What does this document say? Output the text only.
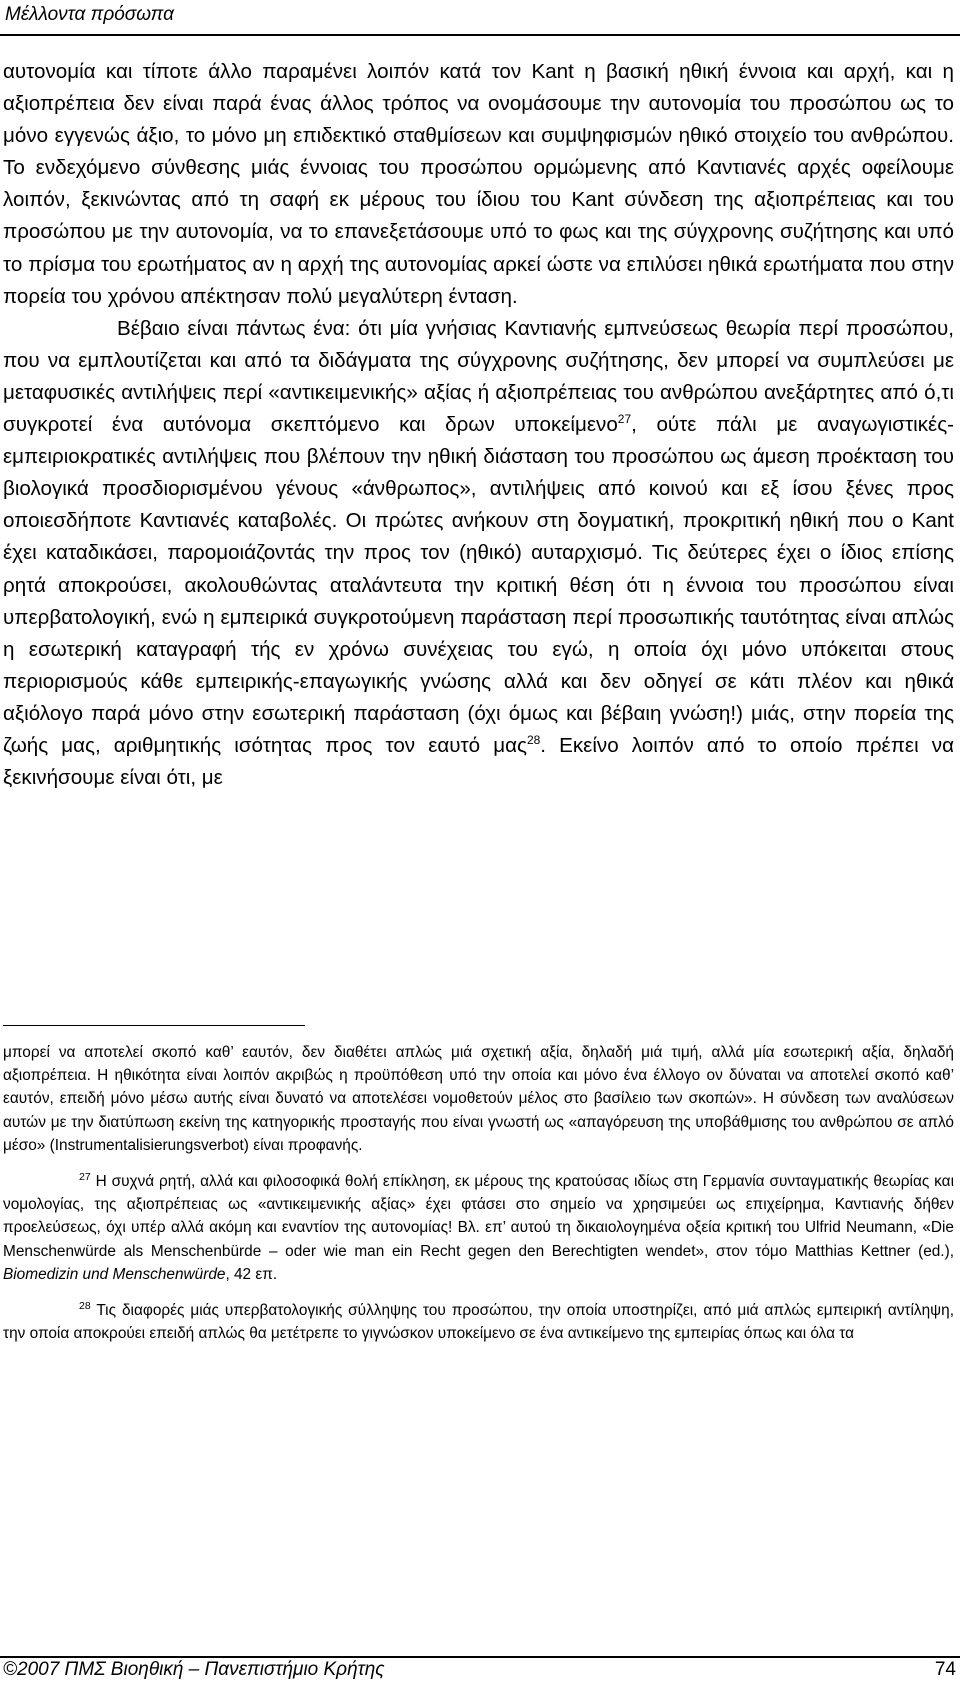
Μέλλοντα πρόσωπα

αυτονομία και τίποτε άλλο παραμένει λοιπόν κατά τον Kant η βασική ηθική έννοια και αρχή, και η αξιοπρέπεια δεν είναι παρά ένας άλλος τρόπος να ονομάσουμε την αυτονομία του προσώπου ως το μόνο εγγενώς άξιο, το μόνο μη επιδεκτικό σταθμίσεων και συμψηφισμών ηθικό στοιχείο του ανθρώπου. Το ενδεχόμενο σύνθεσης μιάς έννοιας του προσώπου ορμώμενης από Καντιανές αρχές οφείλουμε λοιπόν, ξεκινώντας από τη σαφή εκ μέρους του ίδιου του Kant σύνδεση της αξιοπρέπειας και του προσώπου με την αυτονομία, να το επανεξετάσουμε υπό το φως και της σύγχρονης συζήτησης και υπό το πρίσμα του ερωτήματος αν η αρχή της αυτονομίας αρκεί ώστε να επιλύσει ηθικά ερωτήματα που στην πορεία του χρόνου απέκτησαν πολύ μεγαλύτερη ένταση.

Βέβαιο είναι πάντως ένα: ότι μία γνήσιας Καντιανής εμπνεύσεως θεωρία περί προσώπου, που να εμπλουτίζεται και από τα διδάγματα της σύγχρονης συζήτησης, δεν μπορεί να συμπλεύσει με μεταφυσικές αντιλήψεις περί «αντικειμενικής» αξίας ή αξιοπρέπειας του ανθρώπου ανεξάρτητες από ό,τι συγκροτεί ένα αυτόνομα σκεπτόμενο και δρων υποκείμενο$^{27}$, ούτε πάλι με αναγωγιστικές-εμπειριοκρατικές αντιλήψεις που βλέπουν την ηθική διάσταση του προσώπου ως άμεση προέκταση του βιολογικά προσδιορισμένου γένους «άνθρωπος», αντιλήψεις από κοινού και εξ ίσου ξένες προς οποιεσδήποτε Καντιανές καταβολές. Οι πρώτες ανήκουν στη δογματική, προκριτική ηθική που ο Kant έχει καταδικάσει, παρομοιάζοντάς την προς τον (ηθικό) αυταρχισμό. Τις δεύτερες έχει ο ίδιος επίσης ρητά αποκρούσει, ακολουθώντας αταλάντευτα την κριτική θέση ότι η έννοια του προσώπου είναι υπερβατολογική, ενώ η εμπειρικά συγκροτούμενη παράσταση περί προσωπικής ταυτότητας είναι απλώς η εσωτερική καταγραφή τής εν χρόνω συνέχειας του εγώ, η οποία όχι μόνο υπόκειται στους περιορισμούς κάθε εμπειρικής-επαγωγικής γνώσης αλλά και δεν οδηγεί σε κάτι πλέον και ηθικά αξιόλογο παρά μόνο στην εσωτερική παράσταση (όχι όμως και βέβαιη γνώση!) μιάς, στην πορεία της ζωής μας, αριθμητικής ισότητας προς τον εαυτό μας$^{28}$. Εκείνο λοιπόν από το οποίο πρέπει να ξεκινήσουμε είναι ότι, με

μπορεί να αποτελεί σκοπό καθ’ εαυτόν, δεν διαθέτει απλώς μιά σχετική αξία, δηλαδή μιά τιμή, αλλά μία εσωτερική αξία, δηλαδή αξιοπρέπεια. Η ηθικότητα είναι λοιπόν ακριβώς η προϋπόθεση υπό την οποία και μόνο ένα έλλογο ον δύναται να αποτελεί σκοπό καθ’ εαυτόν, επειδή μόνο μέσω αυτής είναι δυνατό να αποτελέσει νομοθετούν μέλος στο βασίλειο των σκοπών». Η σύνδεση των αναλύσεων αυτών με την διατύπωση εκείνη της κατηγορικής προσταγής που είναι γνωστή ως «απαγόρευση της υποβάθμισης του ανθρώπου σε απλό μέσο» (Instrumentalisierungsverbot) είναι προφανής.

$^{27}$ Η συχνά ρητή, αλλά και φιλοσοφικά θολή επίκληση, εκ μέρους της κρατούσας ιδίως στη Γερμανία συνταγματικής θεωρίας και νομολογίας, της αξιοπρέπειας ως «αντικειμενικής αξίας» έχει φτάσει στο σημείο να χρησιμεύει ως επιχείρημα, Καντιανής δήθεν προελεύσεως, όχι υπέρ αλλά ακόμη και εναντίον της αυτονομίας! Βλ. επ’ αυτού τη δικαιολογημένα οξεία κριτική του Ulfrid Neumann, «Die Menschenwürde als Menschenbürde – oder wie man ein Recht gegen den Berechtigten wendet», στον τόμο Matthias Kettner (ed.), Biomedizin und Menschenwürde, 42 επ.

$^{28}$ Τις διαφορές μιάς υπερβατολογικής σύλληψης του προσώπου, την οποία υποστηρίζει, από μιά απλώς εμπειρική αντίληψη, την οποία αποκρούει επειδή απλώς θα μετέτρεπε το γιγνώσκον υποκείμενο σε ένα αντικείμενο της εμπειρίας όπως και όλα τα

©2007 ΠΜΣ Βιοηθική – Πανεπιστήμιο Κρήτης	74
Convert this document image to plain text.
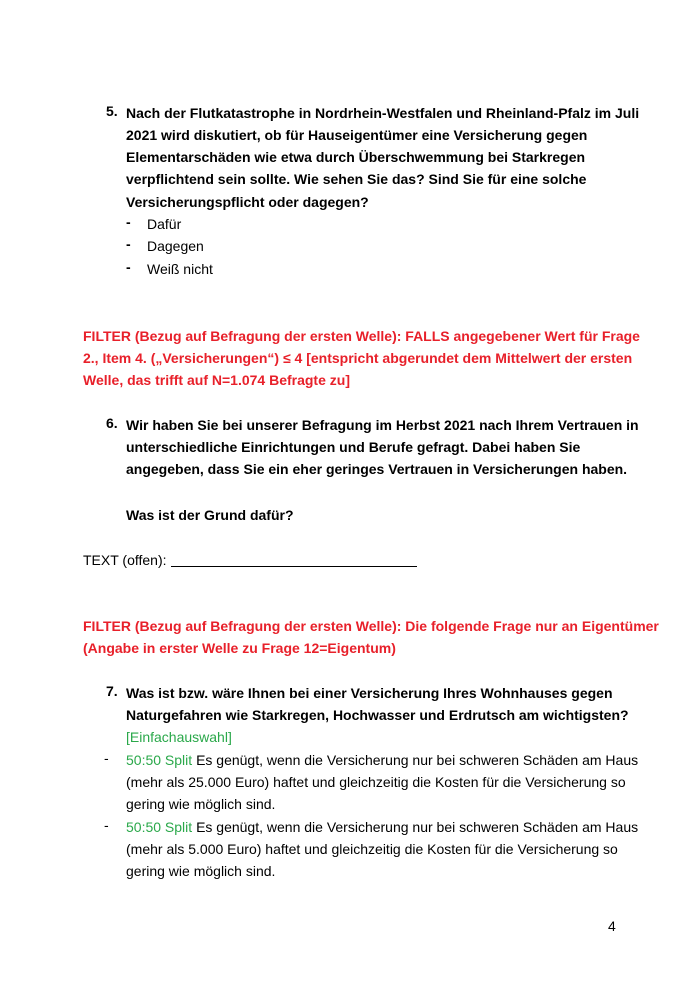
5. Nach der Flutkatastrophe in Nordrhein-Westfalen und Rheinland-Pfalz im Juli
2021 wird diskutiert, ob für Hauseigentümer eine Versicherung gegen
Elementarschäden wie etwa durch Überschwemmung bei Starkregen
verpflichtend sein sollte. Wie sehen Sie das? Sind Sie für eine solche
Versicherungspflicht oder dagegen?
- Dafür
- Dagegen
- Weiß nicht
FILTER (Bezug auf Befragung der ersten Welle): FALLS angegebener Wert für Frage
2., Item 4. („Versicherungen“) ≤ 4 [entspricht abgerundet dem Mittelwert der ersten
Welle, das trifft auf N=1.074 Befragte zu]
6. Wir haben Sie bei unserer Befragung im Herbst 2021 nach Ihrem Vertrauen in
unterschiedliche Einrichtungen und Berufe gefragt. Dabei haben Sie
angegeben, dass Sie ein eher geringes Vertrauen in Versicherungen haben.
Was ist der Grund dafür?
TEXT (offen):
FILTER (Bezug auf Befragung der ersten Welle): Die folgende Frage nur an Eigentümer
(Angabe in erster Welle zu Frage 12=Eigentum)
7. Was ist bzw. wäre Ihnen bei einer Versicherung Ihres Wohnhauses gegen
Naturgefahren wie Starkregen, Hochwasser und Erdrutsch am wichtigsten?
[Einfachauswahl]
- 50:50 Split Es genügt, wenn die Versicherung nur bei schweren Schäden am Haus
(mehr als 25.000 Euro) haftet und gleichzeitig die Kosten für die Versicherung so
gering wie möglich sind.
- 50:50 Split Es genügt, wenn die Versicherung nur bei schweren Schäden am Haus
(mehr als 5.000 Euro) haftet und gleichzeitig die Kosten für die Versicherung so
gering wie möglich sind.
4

==========

* Instructions to follow
Go through the material above and count the lines that contain "this"; answer with the number alone.

* Task result
2